- WRITTEN INSTRUCTION:
Set the listing down again in full, word for word, with the pictures left out.

━━ SOURCE RECORDS

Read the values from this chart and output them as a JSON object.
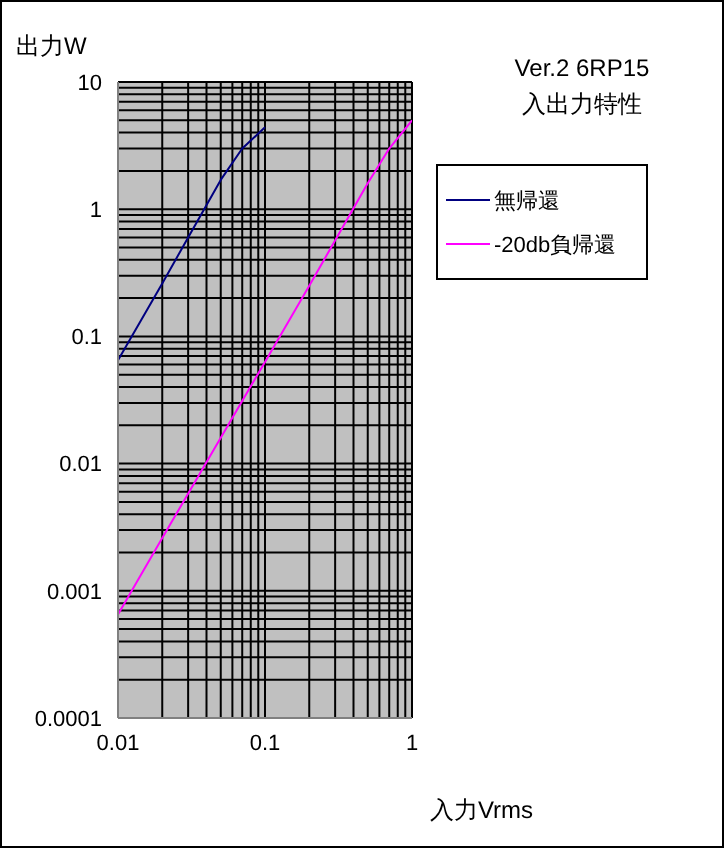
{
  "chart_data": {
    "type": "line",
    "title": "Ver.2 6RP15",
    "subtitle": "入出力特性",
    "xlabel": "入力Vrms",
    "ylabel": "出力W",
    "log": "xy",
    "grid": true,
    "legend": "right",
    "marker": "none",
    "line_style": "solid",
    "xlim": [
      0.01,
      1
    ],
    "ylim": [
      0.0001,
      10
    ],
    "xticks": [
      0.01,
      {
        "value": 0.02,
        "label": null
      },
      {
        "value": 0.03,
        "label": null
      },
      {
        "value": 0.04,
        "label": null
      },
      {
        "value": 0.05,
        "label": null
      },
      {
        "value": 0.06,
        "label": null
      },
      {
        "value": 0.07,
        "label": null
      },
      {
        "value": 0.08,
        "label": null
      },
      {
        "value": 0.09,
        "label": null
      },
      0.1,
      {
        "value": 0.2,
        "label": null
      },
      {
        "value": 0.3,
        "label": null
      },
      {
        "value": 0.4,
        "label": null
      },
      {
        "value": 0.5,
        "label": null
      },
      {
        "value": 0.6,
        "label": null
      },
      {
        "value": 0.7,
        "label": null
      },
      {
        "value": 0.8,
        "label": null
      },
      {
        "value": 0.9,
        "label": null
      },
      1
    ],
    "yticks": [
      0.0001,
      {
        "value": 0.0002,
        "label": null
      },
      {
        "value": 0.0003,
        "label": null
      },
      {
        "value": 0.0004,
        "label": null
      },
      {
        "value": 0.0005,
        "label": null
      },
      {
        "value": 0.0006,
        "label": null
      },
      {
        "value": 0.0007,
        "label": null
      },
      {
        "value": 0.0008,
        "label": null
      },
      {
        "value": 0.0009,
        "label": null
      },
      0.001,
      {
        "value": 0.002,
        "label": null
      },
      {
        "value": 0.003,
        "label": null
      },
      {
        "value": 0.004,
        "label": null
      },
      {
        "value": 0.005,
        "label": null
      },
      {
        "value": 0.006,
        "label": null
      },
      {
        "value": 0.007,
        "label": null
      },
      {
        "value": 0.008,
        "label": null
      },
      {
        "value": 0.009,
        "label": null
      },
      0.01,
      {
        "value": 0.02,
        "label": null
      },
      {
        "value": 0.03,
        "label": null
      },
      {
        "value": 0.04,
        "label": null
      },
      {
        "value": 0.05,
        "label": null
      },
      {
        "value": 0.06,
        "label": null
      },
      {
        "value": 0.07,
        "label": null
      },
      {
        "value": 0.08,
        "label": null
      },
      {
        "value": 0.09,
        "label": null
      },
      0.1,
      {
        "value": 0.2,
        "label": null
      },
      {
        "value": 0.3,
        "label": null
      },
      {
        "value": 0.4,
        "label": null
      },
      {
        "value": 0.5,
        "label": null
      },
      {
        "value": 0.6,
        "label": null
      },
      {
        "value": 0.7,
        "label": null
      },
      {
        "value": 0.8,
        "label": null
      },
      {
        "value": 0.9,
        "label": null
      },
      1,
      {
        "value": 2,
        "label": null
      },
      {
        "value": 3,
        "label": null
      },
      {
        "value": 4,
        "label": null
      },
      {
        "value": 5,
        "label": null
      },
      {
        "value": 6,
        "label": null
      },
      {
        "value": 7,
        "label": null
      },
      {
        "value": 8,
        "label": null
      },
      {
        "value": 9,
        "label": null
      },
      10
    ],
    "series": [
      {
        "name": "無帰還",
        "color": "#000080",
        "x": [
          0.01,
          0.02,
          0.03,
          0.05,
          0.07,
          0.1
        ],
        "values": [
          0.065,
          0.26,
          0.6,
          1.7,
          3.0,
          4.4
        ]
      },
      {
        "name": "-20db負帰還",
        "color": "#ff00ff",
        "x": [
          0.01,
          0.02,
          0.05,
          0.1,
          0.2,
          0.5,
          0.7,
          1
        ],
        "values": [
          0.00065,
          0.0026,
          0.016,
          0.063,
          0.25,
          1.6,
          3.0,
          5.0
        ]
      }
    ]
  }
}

━━━━

- WORKED SOLUTION:
Read the values from this chart and output them as a JSON object.
{
  "chart_data": {
    "type": "line",
    "title": "Ver.2 6RP15",
    "subtitle": "入出力特性",
    "xlabel": "入力Vrms",
    "ylabel": "出力W",
    "log": "xy",
    "grid": true,
    "legend": "right",
    "marker": "none",
    "line_style": "solid",
    "xlim": [
      0.01,
      1
    ],
    "ylim": [
      0.0001,
      10
    ],
    "xticks": [
      0.01,
      {
        "value": 0.02,
        "label": null
      },
      {
        "value": 0.03,
        "label": null
      },
      {
        "value": 0.04,
        "label": null
      },
      {
        "value": 0.05,
        "label": null
      },
      {
        "value": 0.06,
        "label": null
      },
      {
        "value": 0.07,
        "label": null
      },
      {
        "value": 0.08,
        "label": null
      },
      {
        "value": 0.09,
        "label": null
      },
      0.1,
      {
        "value": 0.2,
        "label": null
      },
      {
        "value": 0.3,
        "label": null
      },
      {
        "value": 0.4,
        "label": null
      },
      {
        "value": 0.5,
        "label": null
      },
      {
        "value": 0.6,
        "label": null
      },
      {
        "value": 0.7,
        "label": null
      },
      {
        "value": 0.8,
        "label": null
      },
      {
        "value": 0.9,
        "label": null
      },
      1
    ],
    "yticks": [
      0.0001,
      {
        "value": 0.0002,
        "label": null
      },
      {
        "value": 0.0003,
        "label": null
      },
      {
        "value": 0.0004,
        "label": null
      },
      {
        "value": 0.0005,
        "label": null
      },
      {
        "value": 0.0006,
        "label": null
      },
      {
        "value": 0.0007,
        "label": null
      },
      {
        "value": 0.0008,
        "label": null
      },
      {
        "value": 0.0009,
        "label": null
      },
      0.001,
      {
        "value": 0.002,
        "label": null
      },
      {
        "value": 0.003,
        "label": null
      },
      {
        "value": 0.004,
        "label": null
      },
      {
        "value": 0.005,
        "label": null
      },
      {
        "value": 0.006,
        "label": null
      },
      {
        "value": 0.007,
        "label": null
      },
      {
        "value": 0.008,
        "label": null
      },
      {
        "value": 0.009,
        "label": null
      },
      0.01,
      {
        "value": 0.02,
        "label": null
      },
      {
        "value": 0.03,
        "label": null
      },
      {
        "value": 0.04,
        "label": null
      },
      {
        "value": 0.05,
        "label": null
      },
      {
        "value": 0.06,
        "label": null
      },
      {
        "value": 0.07,
        "label": null
      },
      {
        "value": 0.08,
        "label": null
      },
      {
        "value": 0.09,
        "label": null
      },
      0.1,
      {
        "value": 0.2,
        "label": null
      },
      {
        "value": 0.3,
        "label": null
      },
      {
        "value": 0.4,
        "label": null
      },
      {
        "value": 0.5,
        "label": null
      },
      {
        "value": 0.6,
        "label": null
      },
      {
        "value": 0.7,
        "label": null
      },
      {
        "value": 0.8,
        "label": null
      },
      {
        "value": 0.9,
        "label": null
      },
      1,
      {
        "value": 2,
        "label": null
      },
      {
        "value": 3,
        "label": null
      },
      {
        "value": 4,
        "label": null
      },
      {
        "value": 5,
        "label": null
      },
      {
        "value": 6,
        "label": null
      },
      {
        "value": 7,
        "label": null
      },
      {
        "value": 8,
        "label": null
      },
      {
        "value": 9,
        "label": null
      },
      10
    ],
    "series": [
      {
        "name": "無帰還",
        "color": "#000080",
        "x": [
          0.01,
          0.02,
          0.03,
          0.05,
          0.07,
          0.1
        ],
        "values": [
          0.065,
          0.26,
          0.6,
          1.7,
          3.0,
          4.4
        ]
      },
      {
        "name": "-20db負帰還",
        "color": "#ff00ff",
        "x": [
          0.01,
          0.02,
          0.05,
          0.1,
          0.2,
          0.5,
          0.7,
          1
        ],
        "values": [
          0.00065,
          0.0026,
          0.016,
          0.063,
          0.25,
          1.6,
          3.0,
          5.0
        ]
      }
    ]
  }
}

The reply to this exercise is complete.